Prompt:
Make an exact copy of the records, with the pictures left out.
________________________
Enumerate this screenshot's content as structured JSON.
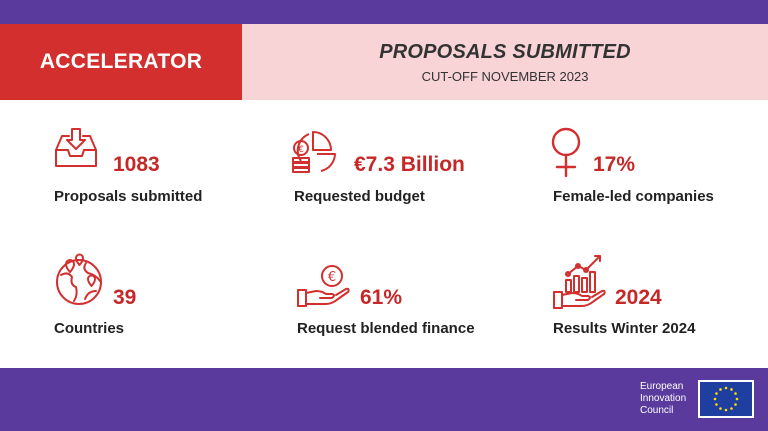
{
  "header": {
    "program": "ACCELERATOR",
    "title": "PROPOSALS SUBMITTED",
    "subtitle": "CUT-OFF NOVEMBER 2023"
  },
  "stats": [
    {
      "value": "1083",
      "label": "Proposals submitted",
      "icon": "inbox-download-icon"
    },
    {
      "value": "€7.3 Billion",
      "label": "Requested budget",
      "icon": "pie-chart-coins-icon"
    },
    {
      "value": "17%",
      "label": "Female-led companies",
      "icon": "female-symbol-icon"
    },
    {
      "value": "39",
      "label": "Countries",
      "icon": "globe-pins-icon"
    },
    {
      "value": "61%",
      "label": "Request blended finance",
      "icon": "hand-euro-icon"
    },
    {
      "value": "2024",
      "label": "Results Winter 2024",
      "icon": "hand-growth-chart-icon"
    }
  ],
  "footer": {
    "org_line1": "European",
    "org_line2": "Innovation",
    "org_line3": "Council",
    "flag_icon": "eu-flag-icon"
  },
  "colors": {
    "purple": "#5a3a9c",
    "red": "#d32f2f",
    "pink": "#f8d4d6",
    "accent_text": "#c62828"
  }
}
________________________
Final answer:
Enumerate this screenshot's content as structured JSON.
{
  "header": {
    "program": "ACCELERATOR",
    "title": "PROPOSALS SUBMITTED",
    "subtitle": "CUT-OFF NOVEMBER 2023"
  },
  "stats": [
    {
      "value": "1083",
      "label": "Proposals submitted",
      "icon": "inbox-download-icon"
    },
    {
      "value": "€7.3 Billion",
      "label": "Requested budget",
      "icon": "pie-chart-coins-icon"
    },
    {
      "value": "17%",
      "label": "Female-led companies",
      "icon": "female-symbol-icon"
    },
    {
      "value": "39",
      "label": "Countries",
      "icon": "globe-pins-icon"
    },
    {
      "value": "61%",
      "label": "Request blended finance",
      "icon": "hand-euro-icon"
    },
    {
      "value": "2024",
      "label": "Results Winter 2024",
      "icon": "hand-growth-chart-icon"
    }
  ],
  "footer": {
    "org_line1": "European",
    "org_line2": "Innovation",
    "org_line3": "Council",
    "flag_icon": "eu-flag-icon"
  },
  "colors": {
    "purple": "#5a3a9c",
    "red": "#d32f2f",
    "pink": "#f8d4d6",
    "accent_text": "#c62828"
  }
}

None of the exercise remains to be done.